Recorded data
__________________________________________________

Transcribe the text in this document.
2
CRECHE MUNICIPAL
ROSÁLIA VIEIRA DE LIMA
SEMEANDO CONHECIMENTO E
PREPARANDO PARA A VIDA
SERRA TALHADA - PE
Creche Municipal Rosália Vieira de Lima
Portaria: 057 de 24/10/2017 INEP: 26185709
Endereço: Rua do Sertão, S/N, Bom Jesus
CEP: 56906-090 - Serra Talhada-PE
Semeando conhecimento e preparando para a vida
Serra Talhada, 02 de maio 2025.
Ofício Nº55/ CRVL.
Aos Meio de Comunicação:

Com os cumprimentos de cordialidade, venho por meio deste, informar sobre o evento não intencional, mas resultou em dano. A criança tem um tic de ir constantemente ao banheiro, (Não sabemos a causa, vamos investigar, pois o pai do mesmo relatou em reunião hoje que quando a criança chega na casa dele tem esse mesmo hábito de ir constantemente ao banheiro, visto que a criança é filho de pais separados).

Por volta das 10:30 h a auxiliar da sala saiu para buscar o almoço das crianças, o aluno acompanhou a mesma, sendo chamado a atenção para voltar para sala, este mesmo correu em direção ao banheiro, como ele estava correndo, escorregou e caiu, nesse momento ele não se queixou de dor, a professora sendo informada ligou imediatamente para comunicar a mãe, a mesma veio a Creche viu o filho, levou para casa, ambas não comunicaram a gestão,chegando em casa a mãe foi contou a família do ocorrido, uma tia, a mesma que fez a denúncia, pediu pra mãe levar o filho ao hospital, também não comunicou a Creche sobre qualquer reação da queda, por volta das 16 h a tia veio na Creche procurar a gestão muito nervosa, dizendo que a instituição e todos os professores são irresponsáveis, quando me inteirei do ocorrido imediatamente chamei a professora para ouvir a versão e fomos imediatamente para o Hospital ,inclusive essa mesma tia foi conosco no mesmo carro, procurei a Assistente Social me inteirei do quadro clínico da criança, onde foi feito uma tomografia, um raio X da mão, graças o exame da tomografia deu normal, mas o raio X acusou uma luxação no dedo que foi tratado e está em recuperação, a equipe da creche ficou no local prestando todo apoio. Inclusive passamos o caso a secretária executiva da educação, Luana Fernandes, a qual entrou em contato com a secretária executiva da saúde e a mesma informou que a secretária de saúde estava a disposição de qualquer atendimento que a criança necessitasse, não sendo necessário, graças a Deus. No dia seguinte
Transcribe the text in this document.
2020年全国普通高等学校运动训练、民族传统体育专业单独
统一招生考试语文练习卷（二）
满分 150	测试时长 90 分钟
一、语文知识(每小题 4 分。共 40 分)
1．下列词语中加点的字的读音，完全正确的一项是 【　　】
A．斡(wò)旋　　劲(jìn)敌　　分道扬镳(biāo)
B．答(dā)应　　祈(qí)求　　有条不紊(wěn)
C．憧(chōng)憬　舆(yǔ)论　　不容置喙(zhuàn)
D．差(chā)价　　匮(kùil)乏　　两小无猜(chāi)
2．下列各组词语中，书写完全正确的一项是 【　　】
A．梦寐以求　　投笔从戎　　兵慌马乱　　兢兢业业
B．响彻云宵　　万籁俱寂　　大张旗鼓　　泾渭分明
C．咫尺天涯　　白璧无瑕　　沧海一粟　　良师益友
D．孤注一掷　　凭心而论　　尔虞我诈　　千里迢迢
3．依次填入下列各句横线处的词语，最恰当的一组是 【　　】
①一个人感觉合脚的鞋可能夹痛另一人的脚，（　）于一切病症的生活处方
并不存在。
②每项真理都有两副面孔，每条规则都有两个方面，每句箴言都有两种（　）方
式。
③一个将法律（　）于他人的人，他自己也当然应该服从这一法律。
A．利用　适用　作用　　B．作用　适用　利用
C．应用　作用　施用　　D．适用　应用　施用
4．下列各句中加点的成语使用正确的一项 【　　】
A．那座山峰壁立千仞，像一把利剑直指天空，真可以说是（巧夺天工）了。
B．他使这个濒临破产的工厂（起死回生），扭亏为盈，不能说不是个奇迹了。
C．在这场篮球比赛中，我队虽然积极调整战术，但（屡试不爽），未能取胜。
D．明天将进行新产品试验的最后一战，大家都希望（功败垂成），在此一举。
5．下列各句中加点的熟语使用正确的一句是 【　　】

__________________________________________________

Every record shown above must be echoed exactly.

Solution for this task
Transcribe the text in this document.
2
CRECHE MUNICIPAL
ROSÁLIA VIEIRA DE LIMA
SEMEANDO CONHECIMENTO E
PREPARANDO PARA A VIDA
SERRA TALHADA - PE
Creche Municipal Rosália Vieira de Lima
Portaria: 057 de 24/10/2017 INEP: 26185709
Endereço: Rua do Sertão, S/N, Bom Jesus
CEP: 56906-090 - Serra Talhada-PE
Semeando conhecimento e preparando para a vida
Serra Talhada, 02 de maio 2025.
Ofício Nº55/ CRVL.
Aos Meio de Comunicação:

Com os cumprimentos de cordialidade, venho por meio deste, informar sobre o evento não intencional, mas resultou em dano. A criança tem um tic de ir constantemente ao banheiro, (Não sabemos a causa, vamos investigar, pois o pai do mesmo relatou em reunião hoje que quando a criança chega na casa dele tem esse mesmo hábito de ir constantemente ao banheiro, visto que a criança é filho de pais separados).

Por volta das 10:30 h a auxiliar da sala saiu para buscar o almoço das crianças, o aluno acompanhou a mesma, sendo chamado a atenção para voltar para sala, este mesmo correu em direção ao banheiro, como ele estava correndo, escorregou e caiu, nesse momento ele não se queixou de dor, a professora sendo informada ligou imediatamente para comunicar a mãe, a mesma veio a Creche viu o filho, levou para casa, ambas não comunicaram a gestão,chegando em casa a mãe foi contou a família do ocorrido, uma tia, a mesma que fez a denúncia, pediu pra mãe levar o filho ao hospital, também não comunicou a Creche sobre qualquer reação da queda, por volta das 16 h a tia veio na Creche procurar a gestão muito nervosa, dizendo que a instituição e todos os professores são irresponsáveis, quando me inteirei do ocorrido imediatamente chamei a professora para ouvir a versão e fomos imediatamente para o Hospital ,inclusive essa mesma tia foi conosco no mesmo carro, procurei a Assistente Social me inteirei do quadro clínico da criança, onde foi feito uma tomografia, um raio X da mão, graças o exame da tomografia deu normal, mas o raio X acusou uma luxação no dedo que foi tratado e está em recuperação, a equipe da creche ficou no local prestando todo apoio. Inclusive passamos o caso a secretária executiva da educação, Luana Fernandes, a qual entrou em contato com a secretária executiva da saúde e a mesma informou que a secretária de saúde estava a disposição de qualquer atendimento que a criança necessitasse, não sendo necessário, graças a Deus. No dia seguinte
Transcribe the text in this document.
2020年全国普通高等学校运动训练、民族传统体育专业单独
统一招生考试语文练习卷（二）
满分 150	测试时长 90 分钟
一、语文知识(每小题 4 分。共 40 分)
1．下列词语中加点的字的读音，完全正确的一项是 【　　】
A．斡(wò)旋　　劲(jìn)敌　　分道扬镳(biāo)
B．答(dā)应　　祈(qí)求　　有条不紊(wěn)
C．憧(chōng)憬　舆(yǔ)论　　不容置喙(zhuàn)
D．差(chā)价　　匮(kùil)乏　　两小无猜(chāi)
2．下列各组词语中，书写完全正确的一项是 【　　】
A．梦寐以求　　投笔从戎　　兵慌马乱　　兢兢业业
B．响彻云宵　　万籁俱寂　　大张旗鼓　　泾渭分明
C．咫尺天涯　　白璧无瑕　　沧海一粟　　良师益友
D．孤注一掷　　凭心而论　　尔虞我诈　　千里迢迢
3．依次填入下列各句横线处的词语，最恰当的一组是 【　　】
①一个人感觉合脚的鞋可能夹痛另一人的脚，（　）于一切病症的生活处方
并不存在。
②每项真理都有两副面孔，每条规则都有两个方面，每句箴言都有两种（　）方
式。
③一个将法律（　）于他人的人，他自己也当然应该服从这一法律。
A．利用　适用　作用　　B．作用　适用　利用
C．应用　作用　施用　　D．适用　应用　施用
4．下列各句中加点的成语使用正确的一项 【　　】
A．那座山峰壁立千仞，像一把利剑直指天空，真可以说是（巧夺天工）了。
B．他使这个濒临破产的工厂（起死回生），扭亏为盈，不能说不是个奇迹了。
C．在这场篮球比赛中，我队虽然积极调整战术，但（屡试不爽），未能取胜。
D．明天将进行新产品试验的最后一战，大家都希望（功败垂成），在此一举。
5．下列各句中加点的熟语使用正确的一句是 【　　】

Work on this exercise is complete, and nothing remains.